• _EXCERPTED RECORDS_
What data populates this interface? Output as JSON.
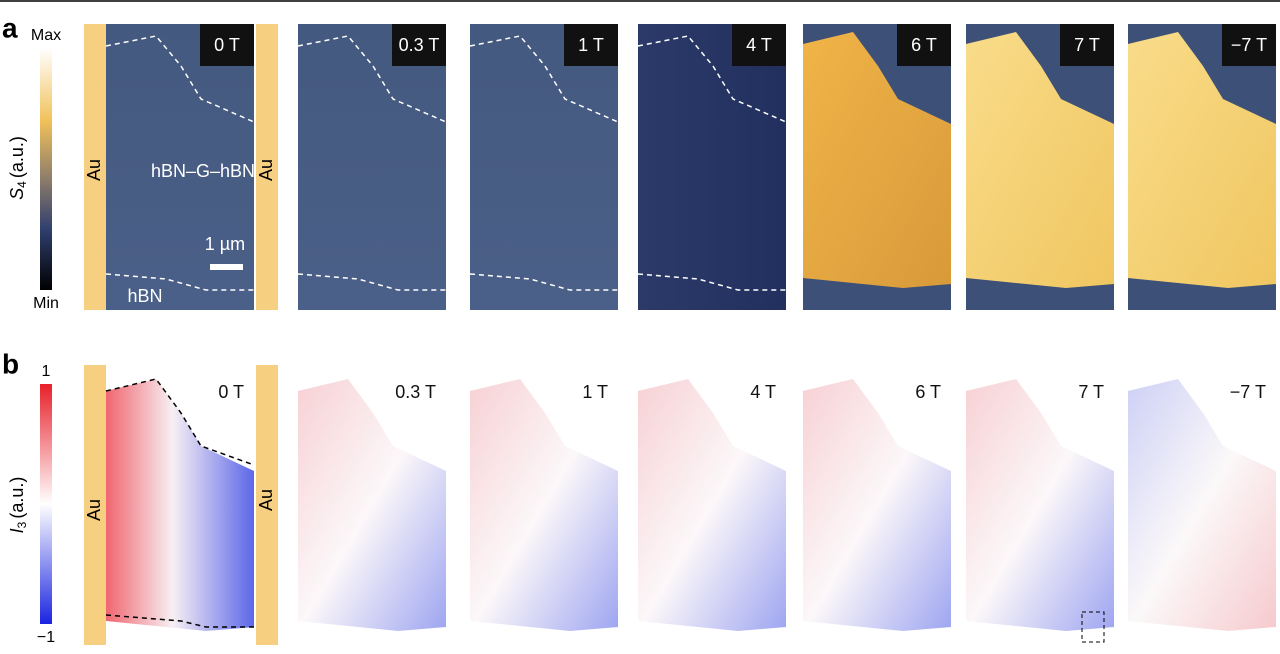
{
  "panel_a": {
    "label": "a",
    "colorbar": {
      "max": "Max",
      "min": "Min",
      "symbol": "S",
      "subscript": "4",
      "unit": "(a.u.)"
    },
    "fields": [
      "0 T",
      "0.3 T",
      "1 T",
      "4 T",
      "6 T",
      "7 T",
      "−7 T"
    ],
    "annotations": {
      "electrode_left": "Au",
      "electrode_right": "Au",
      "sample": "hBN–G–hBN",
      "scale_bar": "1 µm",
      "substrate": "hBN"
    }
  },
  "panel_b": {
    "label": "b",
    "colorbar": {
      "max": "1",
      "min": "−1",
      "symbol": "I",
      "subscript": "3",
      "unit": "(a.u.)"
    },
    "fields": [
      "0 T",
      "0.3 T",
      "1 T",
      "4 T",
      "6 T",
      "7 T",
      "−7 T"
    ],
    "annotations": {
      "electrode_left": "Au",
      "electrode_right": "Au"
    }
  }
}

• _WHAT IS NEEDED_
Repeat all of the data above word for word, minus the pictures.

• _EXERCISE RESULT_
What data populates this interface? Output as JSON.
{
  "panel_a": {
    "label": "a",
    "colorbar": {
      "max": "Max",
      "min": "Min",
      "symbol": "S",
      "subscript": "4",
      "unit": "(a.u.)"
    },
    "fields": [
      "0 T",
      "0.3 T",
      "1 T",
      "4 T",
      "6 T",
      "7 T",
      "−7 T"
    ],
    "annotations": {
      "electrode_left": "Au",
      "electrode_right": "Au",
      "sample": "hBN–G–hBN",
      "scale_bar": "1 µm",
      "substrate": "hBN"
    }
  },
  "panel_b": {
    "label": "b",
    "colorbar": {
      "max": "1",
      "min": "−1",
      "symbol": "I",
      "subscript": "3",
      "unit": "(a.u.)"
    },
    "fields": [
      "0 T",
      "0.3 T",
      "1 T",
      "4 T",
      "6 T",
      "7 T",
      "−7 T"
    ],
    "annotations": {
      "electrode_left": "Au",
      "electrode_right": "Au"
    }
  }
}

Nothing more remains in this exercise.